↓

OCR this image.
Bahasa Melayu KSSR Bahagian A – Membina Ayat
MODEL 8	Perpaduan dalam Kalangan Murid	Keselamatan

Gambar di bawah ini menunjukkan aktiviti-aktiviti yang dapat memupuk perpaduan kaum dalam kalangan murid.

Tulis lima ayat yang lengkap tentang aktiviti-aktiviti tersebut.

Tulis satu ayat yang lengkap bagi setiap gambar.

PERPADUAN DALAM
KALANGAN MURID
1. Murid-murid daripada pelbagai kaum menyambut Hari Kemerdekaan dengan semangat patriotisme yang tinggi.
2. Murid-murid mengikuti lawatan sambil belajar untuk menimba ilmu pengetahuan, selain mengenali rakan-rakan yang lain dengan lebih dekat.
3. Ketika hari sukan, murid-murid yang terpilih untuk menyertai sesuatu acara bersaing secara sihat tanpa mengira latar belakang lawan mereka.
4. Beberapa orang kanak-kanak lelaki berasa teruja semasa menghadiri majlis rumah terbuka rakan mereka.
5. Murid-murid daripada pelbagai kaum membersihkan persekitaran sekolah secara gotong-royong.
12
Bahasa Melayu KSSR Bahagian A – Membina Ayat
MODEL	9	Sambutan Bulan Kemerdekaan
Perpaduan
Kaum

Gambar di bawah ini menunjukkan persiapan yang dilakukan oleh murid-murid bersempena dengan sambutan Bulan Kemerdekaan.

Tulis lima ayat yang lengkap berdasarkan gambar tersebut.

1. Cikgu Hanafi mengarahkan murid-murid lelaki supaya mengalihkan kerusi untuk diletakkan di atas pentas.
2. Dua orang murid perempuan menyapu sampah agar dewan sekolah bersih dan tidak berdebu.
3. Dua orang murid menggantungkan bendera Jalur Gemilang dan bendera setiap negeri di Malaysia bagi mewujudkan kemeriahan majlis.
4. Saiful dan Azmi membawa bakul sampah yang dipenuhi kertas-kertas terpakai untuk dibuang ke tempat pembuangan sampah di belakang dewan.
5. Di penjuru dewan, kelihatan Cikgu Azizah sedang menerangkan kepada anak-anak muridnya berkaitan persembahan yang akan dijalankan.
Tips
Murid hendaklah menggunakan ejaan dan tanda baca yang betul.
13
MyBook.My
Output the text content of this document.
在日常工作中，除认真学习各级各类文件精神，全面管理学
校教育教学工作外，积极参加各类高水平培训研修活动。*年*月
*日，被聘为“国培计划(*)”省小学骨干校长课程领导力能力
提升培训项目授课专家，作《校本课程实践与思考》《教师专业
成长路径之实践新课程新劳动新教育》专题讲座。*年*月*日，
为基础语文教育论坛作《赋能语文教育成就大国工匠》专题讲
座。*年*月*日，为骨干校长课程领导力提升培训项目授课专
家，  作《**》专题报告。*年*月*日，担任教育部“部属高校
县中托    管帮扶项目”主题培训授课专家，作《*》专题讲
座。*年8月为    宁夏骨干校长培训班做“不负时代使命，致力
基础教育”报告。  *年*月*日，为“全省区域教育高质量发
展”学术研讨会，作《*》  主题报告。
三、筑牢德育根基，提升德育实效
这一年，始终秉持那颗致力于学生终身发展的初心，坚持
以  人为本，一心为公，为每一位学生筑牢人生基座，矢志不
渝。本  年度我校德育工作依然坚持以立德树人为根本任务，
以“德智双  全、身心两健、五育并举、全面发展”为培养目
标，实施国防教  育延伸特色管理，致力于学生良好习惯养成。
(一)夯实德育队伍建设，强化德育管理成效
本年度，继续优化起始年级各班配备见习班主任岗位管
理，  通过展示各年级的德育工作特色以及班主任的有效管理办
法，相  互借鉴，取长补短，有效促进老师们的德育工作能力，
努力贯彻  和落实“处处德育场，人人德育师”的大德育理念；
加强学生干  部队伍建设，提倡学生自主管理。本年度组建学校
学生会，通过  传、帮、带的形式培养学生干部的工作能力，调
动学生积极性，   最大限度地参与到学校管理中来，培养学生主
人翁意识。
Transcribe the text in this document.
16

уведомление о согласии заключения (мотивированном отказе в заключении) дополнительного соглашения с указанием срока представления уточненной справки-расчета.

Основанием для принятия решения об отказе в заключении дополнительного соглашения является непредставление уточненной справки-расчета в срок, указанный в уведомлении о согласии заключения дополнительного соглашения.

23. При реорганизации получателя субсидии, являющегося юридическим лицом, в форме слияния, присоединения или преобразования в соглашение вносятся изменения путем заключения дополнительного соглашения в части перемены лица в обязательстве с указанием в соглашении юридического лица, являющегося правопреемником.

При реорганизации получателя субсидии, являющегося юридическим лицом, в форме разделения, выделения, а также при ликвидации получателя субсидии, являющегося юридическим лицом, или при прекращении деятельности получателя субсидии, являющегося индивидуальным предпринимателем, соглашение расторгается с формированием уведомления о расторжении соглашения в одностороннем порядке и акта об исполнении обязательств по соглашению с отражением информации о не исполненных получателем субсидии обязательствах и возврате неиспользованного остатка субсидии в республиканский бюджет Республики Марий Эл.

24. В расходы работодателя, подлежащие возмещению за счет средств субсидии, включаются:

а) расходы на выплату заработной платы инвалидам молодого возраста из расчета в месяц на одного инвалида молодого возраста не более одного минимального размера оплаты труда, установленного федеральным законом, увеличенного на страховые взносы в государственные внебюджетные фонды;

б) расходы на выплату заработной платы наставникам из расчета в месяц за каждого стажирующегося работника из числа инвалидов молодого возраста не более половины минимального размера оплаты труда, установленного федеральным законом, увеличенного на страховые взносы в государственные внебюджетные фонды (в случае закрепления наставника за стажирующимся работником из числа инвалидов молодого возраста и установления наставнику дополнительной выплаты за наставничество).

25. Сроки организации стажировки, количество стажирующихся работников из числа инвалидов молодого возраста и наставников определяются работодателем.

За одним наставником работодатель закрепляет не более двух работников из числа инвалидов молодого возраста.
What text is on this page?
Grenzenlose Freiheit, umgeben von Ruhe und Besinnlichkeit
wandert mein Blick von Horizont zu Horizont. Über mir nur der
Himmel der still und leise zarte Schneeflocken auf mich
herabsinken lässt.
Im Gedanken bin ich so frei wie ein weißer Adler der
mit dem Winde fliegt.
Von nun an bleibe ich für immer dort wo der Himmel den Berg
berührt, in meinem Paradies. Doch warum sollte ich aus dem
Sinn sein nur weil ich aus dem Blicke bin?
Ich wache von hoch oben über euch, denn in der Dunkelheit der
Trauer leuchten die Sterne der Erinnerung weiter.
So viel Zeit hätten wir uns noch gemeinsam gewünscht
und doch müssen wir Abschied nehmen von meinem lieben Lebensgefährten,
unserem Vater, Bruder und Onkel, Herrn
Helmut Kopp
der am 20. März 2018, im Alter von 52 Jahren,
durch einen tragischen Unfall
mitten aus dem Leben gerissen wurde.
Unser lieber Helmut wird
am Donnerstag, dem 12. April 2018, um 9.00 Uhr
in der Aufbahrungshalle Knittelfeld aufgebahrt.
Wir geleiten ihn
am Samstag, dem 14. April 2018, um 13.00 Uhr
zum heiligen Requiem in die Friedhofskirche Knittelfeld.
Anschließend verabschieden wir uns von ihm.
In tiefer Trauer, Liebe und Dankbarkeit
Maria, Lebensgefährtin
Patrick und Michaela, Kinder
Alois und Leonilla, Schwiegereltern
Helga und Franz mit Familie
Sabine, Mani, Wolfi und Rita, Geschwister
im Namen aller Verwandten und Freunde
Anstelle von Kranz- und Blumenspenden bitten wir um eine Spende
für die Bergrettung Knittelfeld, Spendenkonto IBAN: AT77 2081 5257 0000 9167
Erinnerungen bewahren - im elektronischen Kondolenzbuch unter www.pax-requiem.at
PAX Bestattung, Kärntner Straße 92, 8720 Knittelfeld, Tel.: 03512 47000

↑

## Short problem:
Restate each record exactly as written.

## Answer:
OCR this image.
Bahasa Melayu KSSR Bahagian A – Membina Ayat
MODEL 8	Perpaduan dalam Kalangan Murid	Keselamatan

Gambar di bawah ini menunjukkan aktiviti-aktiviti yang dapat memupuk perpaduan kaum dalam kalangan murid.

Tulis lima ayat yang lengkap tentang aktiviti-aktiviti tersebut.

Tulis satu ayat yang lengkap bagi setiap gambar.

PERPADUAN DALAM
KALANGAN MURID
1. Murid-murid daripada pelbagai kaum menyambut Hari Kemerdekaan dengan semangat patriotisme yang tinggi.
2. Murid-murid mengikuti lawatan sambil belajar untuk menimba ilmu pengetahuan, selain mengenali rakan-rakan yang lain dengan lebih dekat.
3. Ketika hari sukan, murid-murid yang terpilih untuk menyertai sesuatu acara bersaing secara sihat tanpa mengira latar belakang lawan mereka.
4. Beberapa orang kanak-kanak lelaki berasa teruja semasa menghadiri majlis rumah terbuka rakan mereka.
5. Murid-murid daripada pelbagai kaum membersihkan persekitaran sekolah secara gotong-royong.
12
Bahasa Melayu KSSR Bahagian A – Membina Ayat
MODEL	9	Sambutan Bulan Kemerdekaan
Perpaduan
Kaum

Gambar di bawah ini menunjukkan persiapan yang dilakukan oleh murid-murid bersempena dengan sambutan Bulan Kemerdekaan.

Tulis lima ayat yang lengkap berdasarkan gambar tersebut.

1. Cikgu Hanafi mengarahkan murid-murid lelaki supaya mengalihkan kerusi untuk diletakkan di atas pentas.
2. Dua orang murid perempuan menyapu sampah agar dewan sekolah bersih dan tidak berdebu.
3. Dua orang murid menggantungkan bendera Jalur Gemilang dan bendera setiap negeri di Malaysia bagi mewujudkan kemeriahan majlis.
4. Saiful dan Azmi membawa bakul sampah yang dipenuhi kertas-kertas terpakai untuk dibuang ke tempat pembuangan sampah di belakang dewan.
5. Di penjuru dewan, kelihatan Cikgu Azizah sedang menerangkan kepada anak-anak muridnya berkaitan persembahan yang akan dijalankan.
Tips
Murid hendaklah menggunakan ejaan dan tanda baca yang betul.
13
MyBook.My
Output the text content of this document.
在日常工作中，除认真学习各级各类文件精神，全面管理学
校教育教学工作外，积极参加各类高水平培训研修活动。*年*月
*日，被聘为“国培计划(*)”省小学骨干校长课程领导力能力
提升培训项目授课专家，作《校本课程实践与思考》《教师专业
成长路径之实践新课程新劳动新教育》专题讲座。*年*月*日，
为基础语文教育论坛作《赋能语文教育成就大国工匠》专题讲
座。*年*月*日，为骨干校长课程领导力提升培训项目授课专
家，  作《**》专题报告。*年*月*日，担任教育部“部属高校
县中托    管帮扶项目”主题培训授课专家，作《*》专题讲
座。*年8月为    宁夏骨干校长培训班做“不负时代使命，致力
基础教育”报告。  *年*月*日，为“全省区域教育高质量发
展”学术研讨会，作《*》  主题报告。
三、筑牢德育根基，提升德育实效
这一年，始终秉持那颗致力于学生终身发展的初心，坚持
以  人为本，一心为公，为每一位学生筑牢人生基座，矢志不
渝。本  年度我校德育工作依然坚持以立德树人为根本任务，
以“德智双  全、身心两健、五育并举、全面发展”为培养目
标，实施国防教  育延伸特色管理，致力于学生良好习惯养成。
(一)夯实德育队伍建设，强化德育管理成效
本年度，继续优化起始年级各班配备见习班主任岗位管
理，  通过展示各年级的德育工作特色以及班主任的有效管理办
法，相  互借鉴，取长补短，有效促进老师们的德育工作能力，
努力贯彻  和落实“处处德育场，人人德育师”的大德育理念；
加强学生干  部队伍建设，提倡学生自主管理。本年度组建学校
学生会，通过  传、帮、带的形式培养学生干部的工作能力，调
动学生积极性，   最大限度地参与到学校管理中来，培养学生主
人翁意识。
Transcribe the text in this document.
16

уведомление о согласии заключения (мотивированном отказе в заключении) дополнительного соглашения с указанием срока представления уточненной справки-расчета.

Основанием для принятия решения об отказе в заключении дополнительного соглашения является непредставление уточненной справки-расчета в срок, указанный в уведомлении о согласии заключения дополнительного соглашения.

23. При реорганизации получателя субсидии, являющегося юридическим лицом, в форме слияния, присоединения или преобразования в соглашение вносятся изменения путем заключения дополнительного соглашения в части перемены лица в обязательстве с указанием в соглашении юридического лица, являющегося правопреемником.

При реорганизации получателя субсидии, являющегося юридическим лицом, в форме разделения, выделения, а также при ликвидации получателя субсидии, являющегося юридическим лицом, или при прекращении деятельности получателя субсидии, являющегося индивидуальным предпринимателем, соглашение расторгается с формированием уведомления о расторжении соглашения в одностороннем порядке и акта об исполнении обязательств по соглашению с отражением информации о не исполненных получателем субсидии обязательствах и возврате неиспользованного остатка субсидии в республиканский бюджет Республики Марий Эл.

24. В расходы работодателя, подлежащие возмещению за счет средств субсидии, включаются:

а) расходы на выплату заработной платы инвалидам молодого возраста из расчета в месяц на одного инвалида молодого возраста не более одного минимального размера оплаты труда, установленного федеральным законом, увеличенного на страховые взносы в государственные внебюджетные фонды;

б) расходы на выплату заработной платы наставникам из расчета в месяц за каждого стажирующегося работника из числа инвалидов молодого возраста не более половины минимального размера оплаты труда, установленного федеральным законом, увеличенного на страховые взносы в государственные внебюджетные фонды (в случае закрепления наставника за стажирующимся работником из числа инвалидов молодого возраста и установления наставнику дополнительной выплаты за наставничество).

25. Сроки организации стажировки, количество стажирующихся работников из числа инвалидов молодого возраста и наставников определяются работодателем.

За одним наставником работодатель закрепляет не более двух работников из числа инвалидов молодого возраста.
What text is on this page?
Grenzenlose Freiheit, umgeben von Ruhe und Besinnlichkeit
wandert mein Blick von Horizont zu Horizont. Über mir nur der
Himmel der still und leise zarte Schneeflocken auf mich
herabsinken lässt.
Im Gedanken bin ich so frei wie ein weißer Adler der
mit dem Winde fliegt.
Von nun an bleibe ich für immer dort wo der Himmel den Berg
berührt, in meinem Paradies. Doch warum sollte ich aus dem
Sinn sein nur weil ich aus dem Blicke bin?
Ich wache von hoch oben über euch, denn in der Dunkelheit der
Trauer leuchten die Sterne der Erinnerung weiter.
So viel Zeit hätten wir uns noch gemeinsam gewünscht
und doch müssen wir Abschied nehmen von meinem lieben Lebensgefährten,
unserem Vater, Bruder und Onkel, Herrn
Helmut Kopp
der am 20. März 2018, im Alter von 52 Jahren,
durch einen tragischen Unfall
mitten aus dem Leben gerissen wurde.
Unser lieber Helmut wird
am Donnerstag, dem 12. April 2018, um 9.00 Uhr
in der Aufbahrungshalle Knittelfeld aufgebahrt.
Wir geleiten ihn
am Samstag, dem 14. April 2018, um 13.00 Uhr
zum heiligen Requiem in die Friedhofskirche Knittelfeld.
Anschließend verabschieden wir uns von ihm.
In tiefer Trauer, Liebe und Dankbarkeit
Maria, Lebensgefährtin
Patrick und Michaela, Kinder
Alois und Leonilla, Schwiegereltern
Helga und Franz mit Familie
Sabine, Mani, Wolfi und Rita, Geschwister
im Namen aller Verwandten und Freunde
Anstelle von Kranz- und Blumenspenden bitten wir um eine Spende
für die Bergrettung Knittelfeld, Spendenkonto IBAN: AT77 2081 5257 0000 9167
Erinnerungen bewahren - im elektronischen Kondolenzbuch unter www.pax-requiem.at
PAX Bestattung, Kärntner Straße 92, 8720 Knittelfeld, Tel.: 03512 47000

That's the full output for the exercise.